■ **Exercise goal**
Reproduce the listing word for word. Skip any image.

■ **Records excerpted from a collection**
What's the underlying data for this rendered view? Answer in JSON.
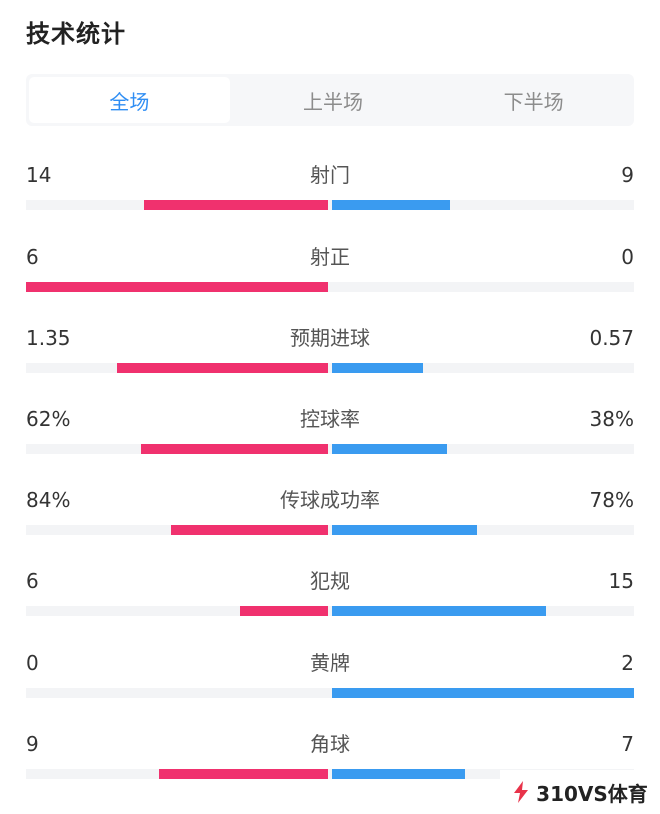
{
  "title": "技术统计",
  "tabs": [
    {
      "label": "全场",
      "active": true
    },
    {
      "label": "上半场",
      "active": false
    },
    {
      "label": "下半场",
      "active": false
    }
  ],
  "colors": {
    "home": "#f0316e",
    "away": "#3a9bf0",
    "tab_active": "#2f8ef4"
  },
  "stats": [
    {
      "label": "射门",
      "home": "14",
      "away": "9",
      "home_share": 0.61,
      "away_share": 0.39
    },
    {
      "label": "射正",
      "home": "6",
      "away": "0",
      "home_share": 1.0,
      "away_share": 0.0
    },
    {
      "label": "预期进球",
      "home": "1.35",
      "away": "0.57",
      "home_share": 0.7,
      "away_share": 0.3
    },
    {
      "label": "控球率",
      "home": "62%",
      "away": "38%",
      "home_share": 0.62,
      "away_share": 0.38
    },
    {
      "label": "传球成功率",
      "home": "84%",
      "away": "78%",
      "home_share": 0.52,
      "away_share": 0.48
    },
    {
      "label": "犯规",
      "home": "6",
      "away": "15",
      "home_share": 0.29,
      "away_share": 0.71
    },
    {
      "label": "黄牌",
      "home": "0",
      "away": "2",
      "home_share": 0.0,
      "away_share": 1.0
    },
    {
      "label": "角球",
      "home": "9",
      "away": "7",
      "home_share": 0.56,
      "away_share": 0.44
    }
  ],
  "watermark": {
    "text": "310VS体育",
    "icon": "310vs-logo-icon"
  }
}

■ **Full answer**
What's the underlying data for this rendered view? Answer in JSON.
{
  "title": "技术统计",
  "tabs": [
    {
      "label": "全场",
      "active": true
    },
    {
      "label": "上半场",
      "active": false
    },
    {
      "label": "下半场",
      "active": false
    }
  ],
  "colors": {
    "home": "#f0316e",
    "away": "#3a9bf0",
    "tab_active": "#2f8ef4"
  },
  "stats": [
    {
      "label": "射门",
      "home": "14",
      "away": "9",
      "home_share": 0.61,
      "away_share": 0.39
    },
    {
      "label": "射正",
      "home": "6",
      "away": "0",
      "home_share": 1.0,
      "away_share": 0.0
    },
    {
      "label": "预期进球",
      "home": "1.35",
      "away": "0.57",
      "home_share": 0.7,
      "away_share": 0.3
    },
    {
      "label": "控球率",
      "home": "62%",
      "away": "38%",
      "home_share": 0.62,
      "away_share": 0.38
    },
    {
      "label": "传球成功率",
      "home": "84%",
      "away": "78%",
      "home_share": 0.52,
      "away_share": 0.48
    },
    {
      "label": "犯规",
      "home": "6",
      "away": "15",
      "home_share": 0.29,
      "away_share": 0.71
    },
    {
      "label": "黄牌",
      "home": "0",
      "away": "2",
      "home_share": 0.0,
      "away_share": 1.0
    },
    {
      "label": "角球",
      "home": "9",
      "away": "7",
      "home_share": 0.56,
      "away_share": 0.44
    }
  ],
  "watermark": {
    "text": "310VS体育",
    "icon": "310vs-logo-icon"
  }
}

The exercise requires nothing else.